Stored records

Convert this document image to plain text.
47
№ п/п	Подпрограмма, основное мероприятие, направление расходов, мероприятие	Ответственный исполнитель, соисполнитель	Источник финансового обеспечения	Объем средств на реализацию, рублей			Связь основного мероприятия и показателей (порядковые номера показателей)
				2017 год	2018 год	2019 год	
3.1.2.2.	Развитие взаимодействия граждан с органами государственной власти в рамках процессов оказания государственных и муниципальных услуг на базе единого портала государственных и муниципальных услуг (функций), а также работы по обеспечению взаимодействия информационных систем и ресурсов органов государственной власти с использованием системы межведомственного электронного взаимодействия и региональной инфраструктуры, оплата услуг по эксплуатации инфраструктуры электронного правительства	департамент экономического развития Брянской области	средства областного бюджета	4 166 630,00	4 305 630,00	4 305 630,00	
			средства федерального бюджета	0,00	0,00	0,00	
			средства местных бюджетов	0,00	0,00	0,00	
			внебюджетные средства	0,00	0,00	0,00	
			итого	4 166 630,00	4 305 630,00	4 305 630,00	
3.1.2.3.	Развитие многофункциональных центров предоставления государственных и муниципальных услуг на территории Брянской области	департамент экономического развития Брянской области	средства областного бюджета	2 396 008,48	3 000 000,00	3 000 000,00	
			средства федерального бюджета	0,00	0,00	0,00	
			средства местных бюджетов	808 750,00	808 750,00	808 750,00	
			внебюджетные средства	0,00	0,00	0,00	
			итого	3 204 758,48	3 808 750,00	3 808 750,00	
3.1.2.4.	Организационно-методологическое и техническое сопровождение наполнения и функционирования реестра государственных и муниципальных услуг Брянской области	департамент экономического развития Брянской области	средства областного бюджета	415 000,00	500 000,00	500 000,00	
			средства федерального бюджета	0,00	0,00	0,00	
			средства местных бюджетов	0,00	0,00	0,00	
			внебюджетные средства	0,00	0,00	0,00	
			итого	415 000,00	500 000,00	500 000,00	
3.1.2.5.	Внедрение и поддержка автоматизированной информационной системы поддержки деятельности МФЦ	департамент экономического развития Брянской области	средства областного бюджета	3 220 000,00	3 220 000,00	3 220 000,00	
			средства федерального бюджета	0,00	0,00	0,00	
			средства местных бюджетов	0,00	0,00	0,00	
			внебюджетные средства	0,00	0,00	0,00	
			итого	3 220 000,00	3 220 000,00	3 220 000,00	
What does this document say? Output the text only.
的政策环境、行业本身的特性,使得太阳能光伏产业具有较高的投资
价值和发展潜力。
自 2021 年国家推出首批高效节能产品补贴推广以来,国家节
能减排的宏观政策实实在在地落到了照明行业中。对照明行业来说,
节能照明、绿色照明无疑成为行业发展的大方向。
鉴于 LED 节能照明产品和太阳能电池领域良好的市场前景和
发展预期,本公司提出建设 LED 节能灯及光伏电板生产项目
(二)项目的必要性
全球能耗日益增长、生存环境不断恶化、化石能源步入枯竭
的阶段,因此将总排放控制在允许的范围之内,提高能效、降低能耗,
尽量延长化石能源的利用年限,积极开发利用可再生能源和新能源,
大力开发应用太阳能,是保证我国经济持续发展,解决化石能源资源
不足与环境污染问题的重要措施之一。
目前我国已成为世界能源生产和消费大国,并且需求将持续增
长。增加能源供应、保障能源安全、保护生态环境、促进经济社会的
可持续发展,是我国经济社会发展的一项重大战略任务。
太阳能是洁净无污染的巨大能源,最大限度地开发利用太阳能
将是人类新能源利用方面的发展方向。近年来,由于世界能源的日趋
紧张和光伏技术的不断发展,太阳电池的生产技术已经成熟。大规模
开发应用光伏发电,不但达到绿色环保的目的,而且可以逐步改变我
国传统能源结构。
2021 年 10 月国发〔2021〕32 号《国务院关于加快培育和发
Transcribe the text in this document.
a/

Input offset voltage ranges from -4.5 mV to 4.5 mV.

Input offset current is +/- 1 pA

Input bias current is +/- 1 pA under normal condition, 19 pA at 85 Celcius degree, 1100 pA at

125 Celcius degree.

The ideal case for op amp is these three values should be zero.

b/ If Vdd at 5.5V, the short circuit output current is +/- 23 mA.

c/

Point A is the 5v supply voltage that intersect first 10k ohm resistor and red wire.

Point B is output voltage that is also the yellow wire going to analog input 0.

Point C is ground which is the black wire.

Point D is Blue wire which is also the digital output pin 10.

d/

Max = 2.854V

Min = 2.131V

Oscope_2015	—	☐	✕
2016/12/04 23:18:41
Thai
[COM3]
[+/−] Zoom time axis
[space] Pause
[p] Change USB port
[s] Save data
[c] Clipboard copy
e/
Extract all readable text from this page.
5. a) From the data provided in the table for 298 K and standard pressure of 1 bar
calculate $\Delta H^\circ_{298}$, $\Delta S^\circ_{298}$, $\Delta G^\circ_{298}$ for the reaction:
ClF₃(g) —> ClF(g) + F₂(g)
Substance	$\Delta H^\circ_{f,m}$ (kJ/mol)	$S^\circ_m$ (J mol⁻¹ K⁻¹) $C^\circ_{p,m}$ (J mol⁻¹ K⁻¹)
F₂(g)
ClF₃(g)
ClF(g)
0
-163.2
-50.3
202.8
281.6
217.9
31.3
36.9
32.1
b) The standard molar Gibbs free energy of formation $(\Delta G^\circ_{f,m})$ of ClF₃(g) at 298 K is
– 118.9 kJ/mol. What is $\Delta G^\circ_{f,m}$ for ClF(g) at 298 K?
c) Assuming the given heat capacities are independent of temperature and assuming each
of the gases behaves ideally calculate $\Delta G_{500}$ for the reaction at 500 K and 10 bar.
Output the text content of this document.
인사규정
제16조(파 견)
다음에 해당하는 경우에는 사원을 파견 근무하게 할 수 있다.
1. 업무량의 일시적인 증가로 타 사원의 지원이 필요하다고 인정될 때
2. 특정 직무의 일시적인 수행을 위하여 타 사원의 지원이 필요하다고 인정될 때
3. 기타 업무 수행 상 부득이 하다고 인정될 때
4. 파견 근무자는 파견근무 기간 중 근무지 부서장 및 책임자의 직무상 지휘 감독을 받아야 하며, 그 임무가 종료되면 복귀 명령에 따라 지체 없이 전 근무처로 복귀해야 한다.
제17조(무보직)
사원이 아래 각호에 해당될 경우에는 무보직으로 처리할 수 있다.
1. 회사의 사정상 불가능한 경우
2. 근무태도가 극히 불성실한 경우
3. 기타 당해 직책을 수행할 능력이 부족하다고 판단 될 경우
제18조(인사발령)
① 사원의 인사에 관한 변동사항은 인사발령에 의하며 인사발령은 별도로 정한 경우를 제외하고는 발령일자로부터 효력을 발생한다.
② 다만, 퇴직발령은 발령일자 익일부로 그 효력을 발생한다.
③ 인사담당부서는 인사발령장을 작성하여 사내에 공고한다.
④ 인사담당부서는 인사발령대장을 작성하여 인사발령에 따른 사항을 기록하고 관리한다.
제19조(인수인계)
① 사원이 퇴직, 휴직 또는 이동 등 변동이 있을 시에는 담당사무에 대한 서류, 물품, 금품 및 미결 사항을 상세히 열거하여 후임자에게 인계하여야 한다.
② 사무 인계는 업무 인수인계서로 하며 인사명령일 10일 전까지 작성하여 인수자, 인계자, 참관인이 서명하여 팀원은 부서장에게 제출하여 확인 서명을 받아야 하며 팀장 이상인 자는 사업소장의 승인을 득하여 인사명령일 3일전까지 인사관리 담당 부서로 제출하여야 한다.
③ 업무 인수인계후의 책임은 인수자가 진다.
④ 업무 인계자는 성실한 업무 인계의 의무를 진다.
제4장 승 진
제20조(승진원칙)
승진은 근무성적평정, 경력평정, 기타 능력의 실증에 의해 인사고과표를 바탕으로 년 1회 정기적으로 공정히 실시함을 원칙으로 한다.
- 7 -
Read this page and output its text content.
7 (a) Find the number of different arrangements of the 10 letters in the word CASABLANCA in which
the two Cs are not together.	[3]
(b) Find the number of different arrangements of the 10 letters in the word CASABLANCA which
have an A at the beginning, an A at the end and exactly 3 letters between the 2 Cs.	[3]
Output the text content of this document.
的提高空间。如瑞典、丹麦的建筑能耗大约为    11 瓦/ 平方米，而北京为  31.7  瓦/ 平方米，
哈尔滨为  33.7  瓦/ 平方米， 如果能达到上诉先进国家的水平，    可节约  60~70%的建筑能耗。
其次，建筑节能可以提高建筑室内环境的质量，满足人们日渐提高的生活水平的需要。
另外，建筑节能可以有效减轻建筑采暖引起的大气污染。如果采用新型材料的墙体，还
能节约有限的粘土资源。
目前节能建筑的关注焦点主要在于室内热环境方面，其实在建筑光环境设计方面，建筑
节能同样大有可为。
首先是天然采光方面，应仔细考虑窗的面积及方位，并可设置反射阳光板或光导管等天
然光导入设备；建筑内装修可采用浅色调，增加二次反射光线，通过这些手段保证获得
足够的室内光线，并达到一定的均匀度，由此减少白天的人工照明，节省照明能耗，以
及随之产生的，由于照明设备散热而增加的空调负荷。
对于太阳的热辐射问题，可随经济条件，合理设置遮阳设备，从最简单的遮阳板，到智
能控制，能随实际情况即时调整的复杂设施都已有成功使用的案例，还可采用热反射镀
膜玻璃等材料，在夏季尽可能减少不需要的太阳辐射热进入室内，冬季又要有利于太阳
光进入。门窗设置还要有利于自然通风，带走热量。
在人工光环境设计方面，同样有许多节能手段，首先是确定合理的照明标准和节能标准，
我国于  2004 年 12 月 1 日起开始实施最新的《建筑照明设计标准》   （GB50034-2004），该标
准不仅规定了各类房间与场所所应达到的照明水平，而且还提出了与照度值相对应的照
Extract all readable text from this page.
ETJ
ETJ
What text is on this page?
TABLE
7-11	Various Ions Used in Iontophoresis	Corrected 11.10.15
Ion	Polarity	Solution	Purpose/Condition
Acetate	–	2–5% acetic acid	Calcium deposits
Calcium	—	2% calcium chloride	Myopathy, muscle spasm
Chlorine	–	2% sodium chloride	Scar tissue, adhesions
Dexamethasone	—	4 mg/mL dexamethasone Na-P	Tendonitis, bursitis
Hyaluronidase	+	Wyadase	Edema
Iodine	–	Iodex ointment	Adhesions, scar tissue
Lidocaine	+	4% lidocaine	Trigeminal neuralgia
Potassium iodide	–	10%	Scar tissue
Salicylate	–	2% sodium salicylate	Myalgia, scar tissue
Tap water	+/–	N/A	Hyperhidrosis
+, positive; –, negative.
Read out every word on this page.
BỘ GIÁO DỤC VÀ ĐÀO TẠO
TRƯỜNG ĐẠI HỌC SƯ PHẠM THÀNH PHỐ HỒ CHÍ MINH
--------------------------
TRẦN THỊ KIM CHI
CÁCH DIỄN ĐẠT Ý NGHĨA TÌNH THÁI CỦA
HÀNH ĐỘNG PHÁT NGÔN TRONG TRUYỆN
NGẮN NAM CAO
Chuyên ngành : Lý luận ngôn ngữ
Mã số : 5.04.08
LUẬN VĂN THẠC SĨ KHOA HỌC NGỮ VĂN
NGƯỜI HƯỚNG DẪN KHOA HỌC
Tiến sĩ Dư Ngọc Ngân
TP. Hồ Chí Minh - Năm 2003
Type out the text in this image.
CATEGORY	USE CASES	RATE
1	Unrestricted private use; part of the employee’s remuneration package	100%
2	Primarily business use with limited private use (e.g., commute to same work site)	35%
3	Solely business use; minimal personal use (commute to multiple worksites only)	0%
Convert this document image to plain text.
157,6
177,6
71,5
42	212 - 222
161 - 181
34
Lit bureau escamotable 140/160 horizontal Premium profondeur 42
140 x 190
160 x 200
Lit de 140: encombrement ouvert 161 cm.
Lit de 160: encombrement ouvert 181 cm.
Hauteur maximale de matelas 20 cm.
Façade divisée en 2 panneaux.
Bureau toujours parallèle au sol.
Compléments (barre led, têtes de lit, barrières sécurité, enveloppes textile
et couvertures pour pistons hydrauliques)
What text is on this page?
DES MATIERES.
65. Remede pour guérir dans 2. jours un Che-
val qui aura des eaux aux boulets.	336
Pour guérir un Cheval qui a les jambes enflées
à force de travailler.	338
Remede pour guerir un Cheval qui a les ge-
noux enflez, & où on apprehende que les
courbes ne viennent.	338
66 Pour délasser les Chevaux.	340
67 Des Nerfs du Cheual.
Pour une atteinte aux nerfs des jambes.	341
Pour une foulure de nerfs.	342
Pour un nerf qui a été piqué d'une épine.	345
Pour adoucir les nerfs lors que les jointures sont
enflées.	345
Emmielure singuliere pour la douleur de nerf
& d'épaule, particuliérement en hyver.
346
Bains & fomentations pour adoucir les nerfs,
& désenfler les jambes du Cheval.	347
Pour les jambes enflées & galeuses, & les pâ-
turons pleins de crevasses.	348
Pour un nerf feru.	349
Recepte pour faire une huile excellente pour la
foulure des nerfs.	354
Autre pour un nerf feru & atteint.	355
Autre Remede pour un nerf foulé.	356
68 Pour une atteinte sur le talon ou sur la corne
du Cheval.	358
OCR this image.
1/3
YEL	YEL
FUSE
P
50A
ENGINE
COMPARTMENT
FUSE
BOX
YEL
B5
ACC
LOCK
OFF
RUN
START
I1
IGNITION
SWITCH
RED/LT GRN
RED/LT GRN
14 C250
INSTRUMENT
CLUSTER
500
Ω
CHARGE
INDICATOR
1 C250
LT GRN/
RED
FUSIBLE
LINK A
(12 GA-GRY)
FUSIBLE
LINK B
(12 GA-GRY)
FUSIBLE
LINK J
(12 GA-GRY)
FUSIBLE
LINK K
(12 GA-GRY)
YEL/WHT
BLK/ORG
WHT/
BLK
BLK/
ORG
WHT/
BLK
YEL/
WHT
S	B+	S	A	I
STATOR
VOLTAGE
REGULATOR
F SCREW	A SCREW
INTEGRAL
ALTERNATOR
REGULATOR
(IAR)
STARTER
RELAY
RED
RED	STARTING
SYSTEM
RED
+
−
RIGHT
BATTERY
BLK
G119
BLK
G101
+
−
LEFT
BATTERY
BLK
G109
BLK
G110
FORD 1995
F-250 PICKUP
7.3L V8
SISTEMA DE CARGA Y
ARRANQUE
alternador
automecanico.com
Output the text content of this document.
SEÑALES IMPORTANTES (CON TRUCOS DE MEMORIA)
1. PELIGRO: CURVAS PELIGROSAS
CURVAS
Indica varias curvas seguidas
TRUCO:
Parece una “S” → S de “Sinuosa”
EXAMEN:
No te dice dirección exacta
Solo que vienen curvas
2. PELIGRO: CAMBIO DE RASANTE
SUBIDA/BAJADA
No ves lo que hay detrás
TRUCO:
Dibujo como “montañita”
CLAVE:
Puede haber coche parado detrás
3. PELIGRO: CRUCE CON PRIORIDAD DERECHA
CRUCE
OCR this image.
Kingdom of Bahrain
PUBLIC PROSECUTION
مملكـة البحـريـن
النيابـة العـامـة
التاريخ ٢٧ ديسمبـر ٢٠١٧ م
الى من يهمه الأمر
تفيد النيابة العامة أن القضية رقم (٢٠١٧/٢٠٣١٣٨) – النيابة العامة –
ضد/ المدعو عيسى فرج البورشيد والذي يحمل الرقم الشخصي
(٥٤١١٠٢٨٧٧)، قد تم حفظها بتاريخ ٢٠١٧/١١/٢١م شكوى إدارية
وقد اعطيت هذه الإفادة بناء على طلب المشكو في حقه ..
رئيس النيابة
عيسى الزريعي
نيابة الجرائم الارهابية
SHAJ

### Stated task
Pick out each line containing the string "chloride" and copy it.

### Final result
Calcium	—	2% calcium chloride	Myopathy, muscle spasm
Chlorine	–	2% sodium chloride	Scar tissue, adhesions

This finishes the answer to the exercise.